**Goal:** Reproduce the passage from the forum reply about the UAX29 URL Email Tokenizer word for word, starting with "Re: UAX29 URL" and going on through "split at hyphens.".
[start Reading text]
Re: UAX29 URL Email Tokenizer not working as expected

Steve Rowe Tue, 07 May 2019 01:34:49 -0700

Hi Tom,

The documentation is wrong.  The sentence you quoted was inherited from Classic 
Tokenizer's description.  UAX 29 URL Email Tokenizer is a specialization of 
Standard Tokenizer, the 7.2 documentation for which says the following:


    Note that words are split at hyphens.

I've made an issue to fix the Solr ref guide: 
https://issues.apache.org/jira/browse/SOLR-13448

If you don't need the UAX#29 word break rules and identification of URLs and 
emails, you could switch to Classic Tokenizer, which handles hyphens like you 
want.

Alternatively, if you want to continue using UAX29 URL Email Tokenizer, you 
could use a (pre-tokenization) char filter to convert hyphens to something that 
won't trigger a word break, and then a (post-tokenization) token filter to 
convert back to a hyphen, e.g. something like (untested; "_._" is an example of 
a string that is unlikely to occur in your data and which will not trigger a 
word break[1]):

  <charFilter class="solr.PatternReplaceCharFilterFactory"
              pattern="(\d[A-Za-z]*)-([A-Za-z]*\d)" replacement="$1_._$2"/>
  <tokenizer class="solr.UAX29URLEmailTokenizerFactory"/>
  <filter class="solr.PatternReplaceFilterFactory"
          pattern="_\._" replacement="-"/>

(I'm guessing you'll need more than one PatternReplaceCharFilterFactory 
instance to handle all permutations.)

FYI the following note from UAX#29 explains why the default word break rules 
have hyphens trigger word breaks:

    The correct interpretation of hyphens in the context
    of word boundaries is challenging. It is quite common
    for separate words to be connected with a hyphen:
    “out-of-the-box,” “under-the-table,” “Italian-American,”
    and so on. A significant number are hyphenated names,
    such as “Smith-Hawkins.” When doing a Whole Word Search
    or query, users expect to find the word within those
    hyphens. While there are some cases where they are
    separate words (usually to resolve some ambiguity such
    as “re-sort” as opposed to “resort”), it is better
    overall to keep the hyphen out of the default
    definition. Hyphens include U+002D HYPHEN-MINUS, 
    U+2010 HYPHEN, possibly also U+058A ARMENIAN HYPHEN,
    and U+30A0 KATAKANA-HIRAGANA DOUBLE HYPHEN.
[end Reading text]
[start Excerpted records]
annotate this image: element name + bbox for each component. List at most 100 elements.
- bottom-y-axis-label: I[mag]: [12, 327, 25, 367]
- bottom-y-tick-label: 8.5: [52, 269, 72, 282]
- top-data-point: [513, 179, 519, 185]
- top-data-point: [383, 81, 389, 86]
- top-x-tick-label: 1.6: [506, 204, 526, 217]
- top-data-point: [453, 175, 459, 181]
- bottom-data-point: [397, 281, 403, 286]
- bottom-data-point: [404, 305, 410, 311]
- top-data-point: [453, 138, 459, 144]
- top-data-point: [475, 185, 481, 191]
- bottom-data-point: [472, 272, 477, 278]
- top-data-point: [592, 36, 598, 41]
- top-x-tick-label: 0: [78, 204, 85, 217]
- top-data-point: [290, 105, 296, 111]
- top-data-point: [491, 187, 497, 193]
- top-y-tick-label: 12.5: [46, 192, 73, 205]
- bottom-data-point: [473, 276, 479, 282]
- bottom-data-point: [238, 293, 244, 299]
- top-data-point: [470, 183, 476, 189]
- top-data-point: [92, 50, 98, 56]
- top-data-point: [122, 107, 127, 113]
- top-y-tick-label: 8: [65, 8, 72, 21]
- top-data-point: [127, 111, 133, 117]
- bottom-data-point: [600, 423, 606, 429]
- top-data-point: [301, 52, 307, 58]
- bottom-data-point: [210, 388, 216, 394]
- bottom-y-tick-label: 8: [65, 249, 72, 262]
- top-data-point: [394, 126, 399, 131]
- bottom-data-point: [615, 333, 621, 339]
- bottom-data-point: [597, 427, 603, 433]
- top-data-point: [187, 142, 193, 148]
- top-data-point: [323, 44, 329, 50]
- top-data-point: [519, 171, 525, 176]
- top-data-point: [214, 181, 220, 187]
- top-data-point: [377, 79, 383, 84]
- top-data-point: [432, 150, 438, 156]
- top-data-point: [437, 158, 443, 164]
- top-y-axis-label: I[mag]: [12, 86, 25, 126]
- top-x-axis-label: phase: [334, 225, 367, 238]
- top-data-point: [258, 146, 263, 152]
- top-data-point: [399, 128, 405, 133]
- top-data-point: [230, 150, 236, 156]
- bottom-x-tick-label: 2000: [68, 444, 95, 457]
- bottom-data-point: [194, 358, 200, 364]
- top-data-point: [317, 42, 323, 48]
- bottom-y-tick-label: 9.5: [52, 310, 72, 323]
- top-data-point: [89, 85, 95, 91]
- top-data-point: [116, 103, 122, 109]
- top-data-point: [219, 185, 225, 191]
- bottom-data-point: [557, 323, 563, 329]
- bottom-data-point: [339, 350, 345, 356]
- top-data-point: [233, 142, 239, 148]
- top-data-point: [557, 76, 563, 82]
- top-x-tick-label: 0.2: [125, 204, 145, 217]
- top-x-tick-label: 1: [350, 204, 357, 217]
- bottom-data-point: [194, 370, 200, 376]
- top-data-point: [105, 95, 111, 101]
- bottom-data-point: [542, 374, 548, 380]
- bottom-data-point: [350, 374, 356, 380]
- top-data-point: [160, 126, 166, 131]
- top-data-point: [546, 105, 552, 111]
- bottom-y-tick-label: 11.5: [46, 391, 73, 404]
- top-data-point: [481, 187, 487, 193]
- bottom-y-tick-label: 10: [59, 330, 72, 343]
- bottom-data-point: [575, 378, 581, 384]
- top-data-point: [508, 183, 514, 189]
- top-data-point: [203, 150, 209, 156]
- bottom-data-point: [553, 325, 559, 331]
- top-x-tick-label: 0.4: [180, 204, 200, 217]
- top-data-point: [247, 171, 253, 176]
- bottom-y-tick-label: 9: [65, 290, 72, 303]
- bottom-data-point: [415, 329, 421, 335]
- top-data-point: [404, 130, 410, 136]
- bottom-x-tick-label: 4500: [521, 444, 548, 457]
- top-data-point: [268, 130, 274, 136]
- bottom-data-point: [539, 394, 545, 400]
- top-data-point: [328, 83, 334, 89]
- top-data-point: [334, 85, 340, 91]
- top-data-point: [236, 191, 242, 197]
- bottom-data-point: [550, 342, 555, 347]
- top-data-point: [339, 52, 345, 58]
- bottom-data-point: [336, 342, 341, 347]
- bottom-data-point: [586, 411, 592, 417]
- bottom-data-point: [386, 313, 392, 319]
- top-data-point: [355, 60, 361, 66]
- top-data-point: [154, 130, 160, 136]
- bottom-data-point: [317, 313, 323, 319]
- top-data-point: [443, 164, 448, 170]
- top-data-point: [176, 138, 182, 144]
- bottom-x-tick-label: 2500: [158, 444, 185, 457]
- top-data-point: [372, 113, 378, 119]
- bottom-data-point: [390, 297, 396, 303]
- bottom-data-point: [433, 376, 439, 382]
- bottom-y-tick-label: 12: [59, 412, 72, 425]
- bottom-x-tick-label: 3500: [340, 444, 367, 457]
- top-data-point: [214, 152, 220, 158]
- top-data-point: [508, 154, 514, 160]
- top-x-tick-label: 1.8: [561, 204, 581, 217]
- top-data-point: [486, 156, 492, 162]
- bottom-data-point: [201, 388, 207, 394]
[end Excerpted records]
**Full output:**
Re: UAX29 URL Email Tokenizer not working as expected

Steve Rowe Tue, 07 May 2019 01:34:49 -0700

Hi Tom,

The documentation is wrong.  The sentence you quoted was inherited from Classic 
Tokenizer's description.  UAX 29 URL Email Tokenizer is a specialization of 
Standard Tokenizer, the 7.2 documentation for which says the following:


    Note that words are split at hyphens.